→ Short problem:
Copy whichever lines contain the string "Francis".

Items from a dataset
◇ ◇ ◇ ◇ ◇ ◇ ◇

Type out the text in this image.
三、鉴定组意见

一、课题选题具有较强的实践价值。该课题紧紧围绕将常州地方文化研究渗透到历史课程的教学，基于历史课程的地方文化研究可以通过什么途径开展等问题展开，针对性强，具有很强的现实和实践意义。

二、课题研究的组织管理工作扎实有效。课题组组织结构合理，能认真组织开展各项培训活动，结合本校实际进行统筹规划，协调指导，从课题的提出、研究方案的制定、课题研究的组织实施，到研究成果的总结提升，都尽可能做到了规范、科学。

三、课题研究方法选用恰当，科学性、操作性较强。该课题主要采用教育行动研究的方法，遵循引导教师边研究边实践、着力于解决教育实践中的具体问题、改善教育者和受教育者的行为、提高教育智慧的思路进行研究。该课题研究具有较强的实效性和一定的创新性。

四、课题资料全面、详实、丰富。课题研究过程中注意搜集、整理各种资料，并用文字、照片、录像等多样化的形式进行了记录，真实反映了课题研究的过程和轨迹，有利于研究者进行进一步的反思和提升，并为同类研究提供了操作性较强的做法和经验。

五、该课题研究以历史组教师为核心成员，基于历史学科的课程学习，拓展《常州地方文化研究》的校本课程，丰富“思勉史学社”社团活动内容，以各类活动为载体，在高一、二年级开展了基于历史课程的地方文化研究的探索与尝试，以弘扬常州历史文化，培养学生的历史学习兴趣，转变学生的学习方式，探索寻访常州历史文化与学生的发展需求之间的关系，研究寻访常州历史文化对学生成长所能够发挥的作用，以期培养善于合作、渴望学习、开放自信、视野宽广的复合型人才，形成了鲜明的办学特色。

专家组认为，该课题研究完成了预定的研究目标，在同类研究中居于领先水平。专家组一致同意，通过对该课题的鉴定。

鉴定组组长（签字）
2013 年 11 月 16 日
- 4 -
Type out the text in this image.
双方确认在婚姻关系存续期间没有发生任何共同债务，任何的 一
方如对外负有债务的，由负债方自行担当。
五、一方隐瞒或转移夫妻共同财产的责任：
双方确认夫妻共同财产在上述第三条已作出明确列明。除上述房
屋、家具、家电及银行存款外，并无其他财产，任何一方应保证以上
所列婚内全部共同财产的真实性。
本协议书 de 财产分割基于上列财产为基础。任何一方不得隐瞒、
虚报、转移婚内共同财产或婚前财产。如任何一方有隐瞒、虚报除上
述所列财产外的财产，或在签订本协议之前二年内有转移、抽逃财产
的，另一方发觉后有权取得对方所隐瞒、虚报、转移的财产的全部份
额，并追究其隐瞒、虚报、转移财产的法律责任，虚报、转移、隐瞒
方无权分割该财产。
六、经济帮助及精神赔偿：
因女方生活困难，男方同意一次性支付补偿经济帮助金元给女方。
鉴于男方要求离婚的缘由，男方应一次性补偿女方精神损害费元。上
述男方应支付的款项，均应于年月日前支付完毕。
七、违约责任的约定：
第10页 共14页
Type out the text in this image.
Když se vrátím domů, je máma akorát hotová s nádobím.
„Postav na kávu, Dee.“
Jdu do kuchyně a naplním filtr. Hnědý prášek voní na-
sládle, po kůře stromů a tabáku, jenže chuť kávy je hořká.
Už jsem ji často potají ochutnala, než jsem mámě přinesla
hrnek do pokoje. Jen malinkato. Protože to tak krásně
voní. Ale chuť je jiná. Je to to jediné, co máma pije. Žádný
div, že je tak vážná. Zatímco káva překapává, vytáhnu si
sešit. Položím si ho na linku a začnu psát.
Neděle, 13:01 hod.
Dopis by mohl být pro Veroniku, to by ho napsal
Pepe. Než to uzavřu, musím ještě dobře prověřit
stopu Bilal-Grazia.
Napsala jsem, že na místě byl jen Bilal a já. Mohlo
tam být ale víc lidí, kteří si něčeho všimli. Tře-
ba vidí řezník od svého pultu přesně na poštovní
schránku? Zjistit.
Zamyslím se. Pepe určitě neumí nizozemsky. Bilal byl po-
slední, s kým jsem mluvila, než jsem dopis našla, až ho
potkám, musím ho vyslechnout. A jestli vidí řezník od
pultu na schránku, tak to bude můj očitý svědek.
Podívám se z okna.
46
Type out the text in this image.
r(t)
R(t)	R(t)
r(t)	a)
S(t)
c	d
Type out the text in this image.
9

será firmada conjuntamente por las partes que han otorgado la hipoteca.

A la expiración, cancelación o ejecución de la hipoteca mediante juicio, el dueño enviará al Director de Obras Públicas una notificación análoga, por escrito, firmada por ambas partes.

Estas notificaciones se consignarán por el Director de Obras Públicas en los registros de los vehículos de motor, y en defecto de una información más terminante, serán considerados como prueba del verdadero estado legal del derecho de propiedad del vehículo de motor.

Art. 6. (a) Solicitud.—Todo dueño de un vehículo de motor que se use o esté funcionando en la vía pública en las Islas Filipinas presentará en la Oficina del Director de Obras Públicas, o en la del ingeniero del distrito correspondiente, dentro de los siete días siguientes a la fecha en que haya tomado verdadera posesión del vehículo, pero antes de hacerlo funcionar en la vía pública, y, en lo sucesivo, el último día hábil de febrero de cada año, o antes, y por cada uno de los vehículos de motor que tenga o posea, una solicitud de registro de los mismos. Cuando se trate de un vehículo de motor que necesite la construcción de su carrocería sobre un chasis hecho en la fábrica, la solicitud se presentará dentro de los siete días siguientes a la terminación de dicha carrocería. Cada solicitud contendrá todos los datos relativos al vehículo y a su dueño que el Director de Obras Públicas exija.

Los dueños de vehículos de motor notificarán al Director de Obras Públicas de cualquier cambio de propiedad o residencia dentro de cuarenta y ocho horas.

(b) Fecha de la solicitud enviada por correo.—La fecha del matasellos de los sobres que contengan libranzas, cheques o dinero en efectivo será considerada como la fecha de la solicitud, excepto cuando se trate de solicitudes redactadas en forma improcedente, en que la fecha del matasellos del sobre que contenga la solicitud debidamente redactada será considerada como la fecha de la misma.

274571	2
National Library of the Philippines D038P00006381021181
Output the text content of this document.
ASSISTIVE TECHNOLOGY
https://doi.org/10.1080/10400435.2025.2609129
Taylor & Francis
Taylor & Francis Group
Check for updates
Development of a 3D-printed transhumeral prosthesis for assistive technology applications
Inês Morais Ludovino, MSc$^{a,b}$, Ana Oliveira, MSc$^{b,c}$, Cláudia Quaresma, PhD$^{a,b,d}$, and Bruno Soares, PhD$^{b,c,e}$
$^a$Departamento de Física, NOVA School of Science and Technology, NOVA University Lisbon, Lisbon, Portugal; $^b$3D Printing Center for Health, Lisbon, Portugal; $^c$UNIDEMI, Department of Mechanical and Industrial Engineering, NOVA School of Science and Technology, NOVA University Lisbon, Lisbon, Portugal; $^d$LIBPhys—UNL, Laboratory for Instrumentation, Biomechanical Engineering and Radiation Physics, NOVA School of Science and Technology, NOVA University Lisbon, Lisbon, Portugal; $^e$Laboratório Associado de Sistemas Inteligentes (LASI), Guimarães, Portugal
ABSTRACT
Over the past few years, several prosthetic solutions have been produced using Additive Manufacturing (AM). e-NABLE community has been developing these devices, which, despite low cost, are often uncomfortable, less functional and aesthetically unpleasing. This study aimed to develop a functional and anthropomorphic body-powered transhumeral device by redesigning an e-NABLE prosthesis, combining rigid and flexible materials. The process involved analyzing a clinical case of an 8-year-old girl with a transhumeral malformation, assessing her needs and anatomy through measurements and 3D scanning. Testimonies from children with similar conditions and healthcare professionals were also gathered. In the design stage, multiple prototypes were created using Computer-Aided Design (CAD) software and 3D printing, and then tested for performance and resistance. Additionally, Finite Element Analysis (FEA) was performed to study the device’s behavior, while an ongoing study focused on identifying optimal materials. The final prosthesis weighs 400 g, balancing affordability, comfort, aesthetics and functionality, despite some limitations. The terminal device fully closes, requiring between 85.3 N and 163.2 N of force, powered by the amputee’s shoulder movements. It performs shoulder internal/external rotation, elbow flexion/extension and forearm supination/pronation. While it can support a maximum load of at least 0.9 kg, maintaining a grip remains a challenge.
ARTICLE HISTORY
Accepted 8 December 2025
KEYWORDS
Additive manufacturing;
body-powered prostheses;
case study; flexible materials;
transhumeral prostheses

◇ ◇ ◇ ◇ ◇ ◇ ◇

→ Task response:
Taylor & Francis
Taylor & Francis Group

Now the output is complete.